In your copy, reproduce the entries exactly as they are, minus the images.

[Collection entries]
---*---

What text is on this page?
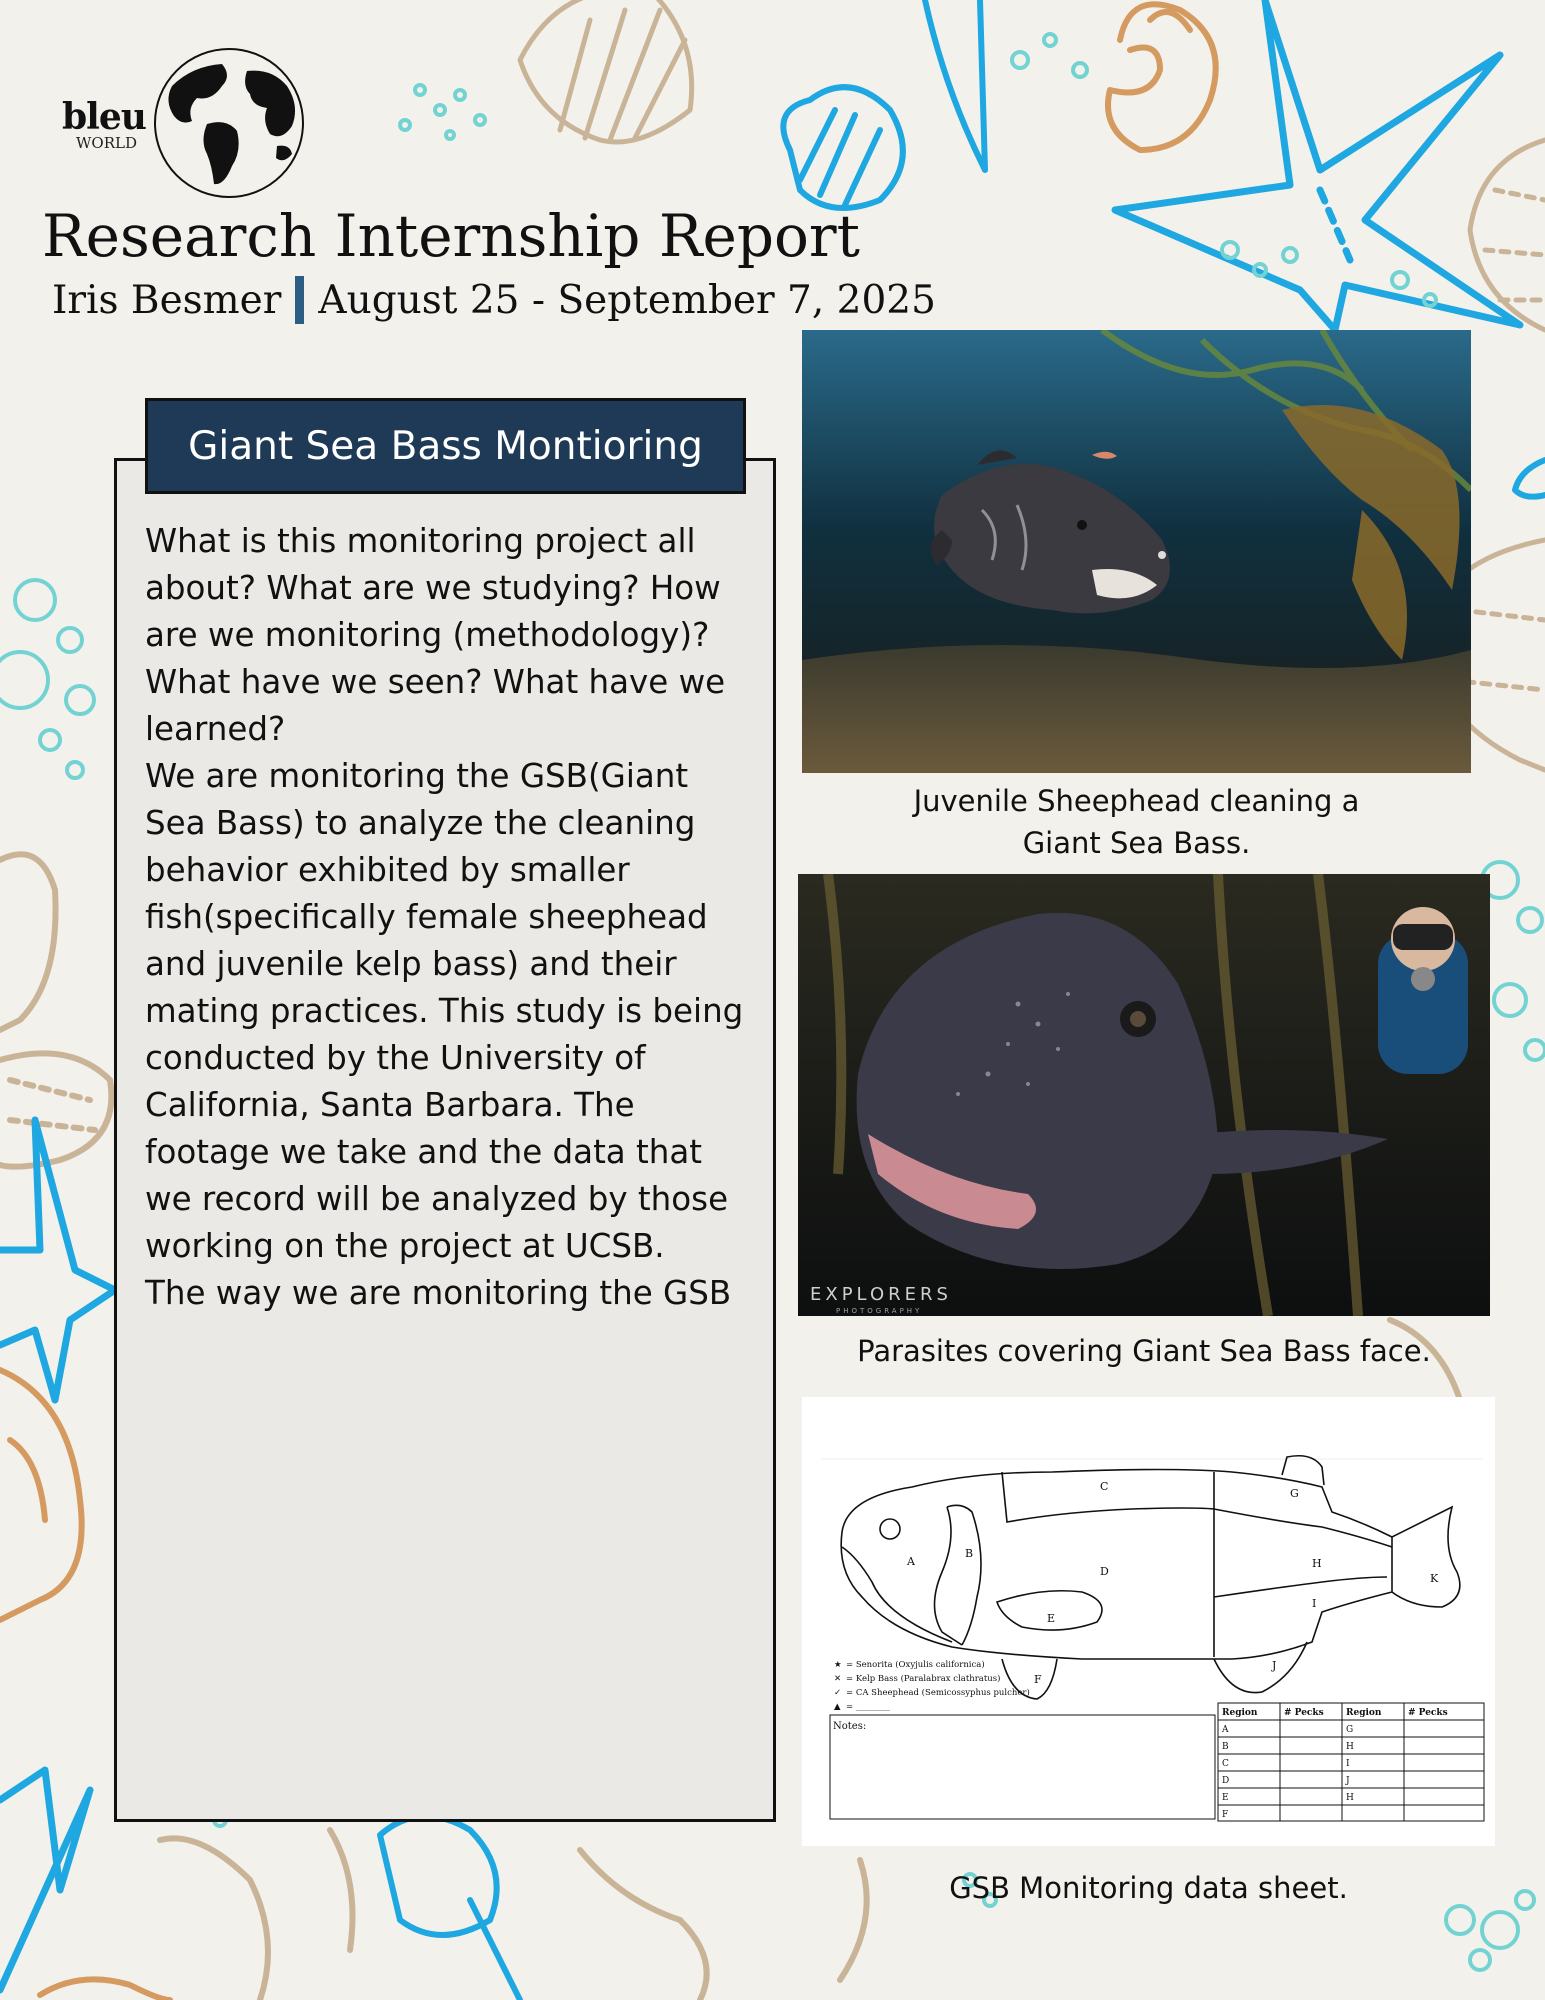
bleu
WORLD
Research Internship Report
Iris Besmer August 25 - September 7, 2025
Giant Sea Bass Montioring

What is this monitoring project all about? What are we studying? How are we monitoring (methodology)? What have we seen? What have we learned?

We are monitoring the GSB(Giant Sea Bass) to analyze the cleaning behavior exhibited by smaller fish(specifically female sheephead and juvenile kelp bass) and their mating practices. This study is being conducted by the University of California, Santa Barbara. The footage we take and the data that we record will be analyzed by those working on the project at UCSB.

The way we are monitoring the GSB

Juvenile Sheephead cleaning a
Giant Sea Bass.
EXPLORERS
PHOTOGRAPHY
Parasites covering Giant Sea Bass face.
A
B
C
D
E
F
G
H
I
J
K
★ = Senorita (Oxyjulis californica)
✕ = Kelp Bass (Paralabrax clathratus)
✓ = CA Sheephead (Semicossyphus pulcher)
▲ = ________
Notes:
Region	# Pecks Region	# Pecks
A
B
C
D
E
F
G
H
I
J
H
GSB Monitoring data sheet.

---*---

THE SOLUTION.
What text is on this page?
bleu
WORLD
Research Internship Report
Iris Besmer August 25 - September 7, 2025
Giant Sea Bass Montioring

What is this monitoring project all about? What are we studying? How are we monitoring (methodology)? What have we seen? What have we learned?

We are monitoring the GSB(Giant Sea Bass) to analyze the cleaning behavior exhibited by smaller fish(specifically female sheephead and juvenile kelp bass) and their mating practices. This study is being conducted by the University of California, Santa Barbara. The footage we take and the data that we record will be analyzed by those working on the project at UCSB.

The way we are monitoring the GSB

Juvenile Sheephead cleaning a
Giant Sea Bass.
EXPLORERS
PHOTOGRAPHY
Parasites covering Giant Sea Bass face.
A
B
C
D
E
F
G
H
I
J
K
★ = Senorita (Oxyjulis californica)
✕ = Kelp Bass (Paralabrax clathratus)
✓ = CA Sheephead (Semicossyphus pulcher)
▲ = ________
Notes:
Region	# Pecks Region	# Pecks
A
B
C
D
E
F
G
H
I
J
H
GSB Monitoring data sheet.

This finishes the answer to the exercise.